GIVEN RECORDS:
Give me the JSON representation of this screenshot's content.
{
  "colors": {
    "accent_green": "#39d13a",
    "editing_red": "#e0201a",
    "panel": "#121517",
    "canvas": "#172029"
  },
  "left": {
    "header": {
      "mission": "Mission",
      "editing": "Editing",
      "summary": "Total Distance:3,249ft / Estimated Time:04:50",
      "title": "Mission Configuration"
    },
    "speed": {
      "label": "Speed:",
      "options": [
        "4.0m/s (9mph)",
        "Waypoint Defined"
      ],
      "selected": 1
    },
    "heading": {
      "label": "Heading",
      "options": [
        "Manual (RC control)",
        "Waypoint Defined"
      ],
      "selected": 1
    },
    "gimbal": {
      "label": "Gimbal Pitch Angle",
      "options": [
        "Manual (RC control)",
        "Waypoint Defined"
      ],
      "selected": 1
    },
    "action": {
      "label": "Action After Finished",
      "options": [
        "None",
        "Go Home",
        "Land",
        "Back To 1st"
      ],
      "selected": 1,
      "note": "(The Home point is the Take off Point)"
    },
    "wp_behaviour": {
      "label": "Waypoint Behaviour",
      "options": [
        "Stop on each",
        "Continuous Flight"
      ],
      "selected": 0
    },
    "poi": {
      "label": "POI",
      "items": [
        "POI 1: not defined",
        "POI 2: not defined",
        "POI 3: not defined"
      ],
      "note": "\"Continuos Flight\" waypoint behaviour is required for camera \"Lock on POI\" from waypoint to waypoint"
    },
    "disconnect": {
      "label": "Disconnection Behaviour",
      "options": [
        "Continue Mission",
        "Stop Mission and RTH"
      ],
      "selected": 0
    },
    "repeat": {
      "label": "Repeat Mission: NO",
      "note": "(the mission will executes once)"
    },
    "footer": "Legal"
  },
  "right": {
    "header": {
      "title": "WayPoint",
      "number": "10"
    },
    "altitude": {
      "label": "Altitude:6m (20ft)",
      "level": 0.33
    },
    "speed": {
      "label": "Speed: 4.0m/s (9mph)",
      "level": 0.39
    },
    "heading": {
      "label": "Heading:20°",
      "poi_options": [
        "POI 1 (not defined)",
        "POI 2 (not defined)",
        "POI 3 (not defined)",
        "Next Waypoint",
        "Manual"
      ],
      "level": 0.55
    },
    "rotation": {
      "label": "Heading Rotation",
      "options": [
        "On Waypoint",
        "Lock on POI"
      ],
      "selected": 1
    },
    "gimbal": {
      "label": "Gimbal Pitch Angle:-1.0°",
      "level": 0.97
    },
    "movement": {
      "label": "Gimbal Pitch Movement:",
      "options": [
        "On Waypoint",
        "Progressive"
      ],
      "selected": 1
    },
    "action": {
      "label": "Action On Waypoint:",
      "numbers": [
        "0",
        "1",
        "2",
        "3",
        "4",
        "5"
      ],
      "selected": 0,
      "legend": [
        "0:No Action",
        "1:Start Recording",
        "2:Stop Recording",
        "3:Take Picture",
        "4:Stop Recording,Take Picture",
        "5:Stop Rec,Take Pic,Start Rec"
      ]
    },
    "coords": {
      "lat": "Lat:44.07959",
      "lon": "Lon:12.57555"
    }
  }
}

OBJECTIVE: Copy every line of the records above that holds the word "Picture".

FINISHED TASK:
        "3:Take Picture",
        "4:Stop Recording,Take Picture",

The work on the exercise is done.